- Goal of the exercise -
Return every line of the records below verbatim, with no pictures in the copy.

(Entries taken from a collection)
-------
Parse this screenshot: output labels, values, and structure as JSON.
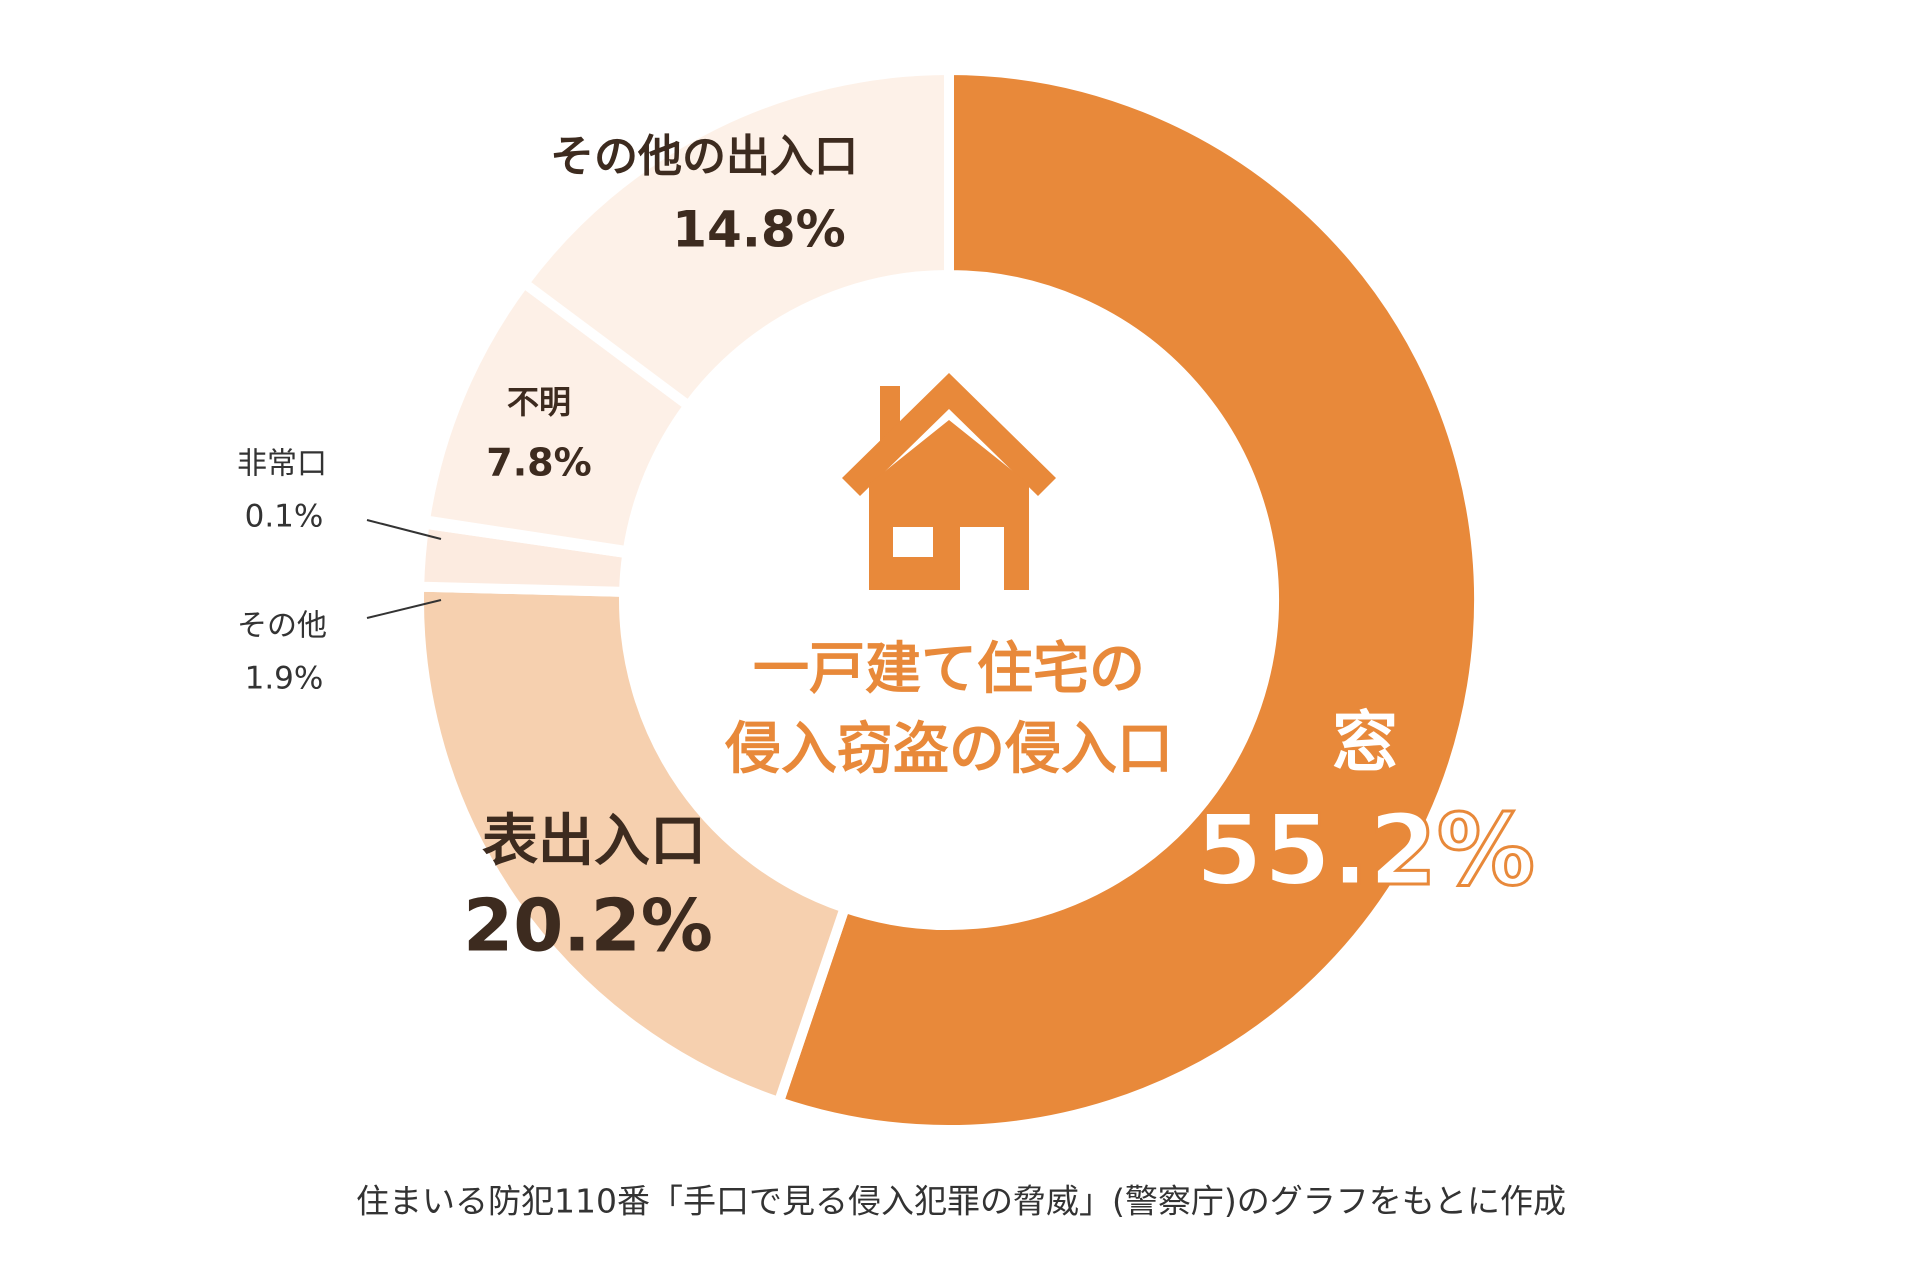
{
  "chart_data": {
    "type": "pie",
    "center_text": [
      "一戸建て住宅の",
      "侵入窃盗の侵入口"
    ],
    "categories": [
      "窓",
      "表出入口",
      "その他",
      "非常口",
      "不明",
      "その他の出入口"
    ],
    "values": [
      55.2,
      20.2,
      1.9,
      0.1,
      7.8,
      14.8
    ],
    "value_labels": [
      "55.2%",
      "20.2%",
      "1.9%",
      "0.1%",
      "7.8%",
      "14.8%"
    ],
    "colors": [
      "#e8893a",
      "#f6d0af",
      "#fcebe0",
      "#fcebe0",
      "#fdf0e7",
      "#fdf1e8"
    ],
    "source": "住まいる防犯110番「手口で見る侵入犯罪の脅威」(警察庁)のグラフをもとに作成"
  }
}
-------
- Solution for this task -
Parse this screenshot: output labels, values, and structure as JSON.
{
  "chart_data": {
    "type": "pie",
    "center_text": [
      "一戸建て住宅の",
      "侵入窃盗の侵入口"
    ],
    "categories": [
      "窓",
      "表出入口",
      "その他",
      "非常口",
      "不明",
      "その他の出入口"
    ],
    "values": [
      55.2,
      20.2,
      1.9,
      0.1,
      7.8,
      14.8
    ],
    "value_labels": [
      "55.2%",
      "20.2%",
      "1.9%",
      "0.1%",
      "7.8%",
      "14.8%"
    ],
    "colors": [
      "#e8893a",
      "#f6d0af",
      "#fcebe0",
      "#fcebe0",
      "#fdf0e7",
      "#fdf1e8"
    ],
    "source": "住まいる防犯110番「手口で見る侵入犯罪の脅威」(警察庁)のグラフをもとに作成"
  }
}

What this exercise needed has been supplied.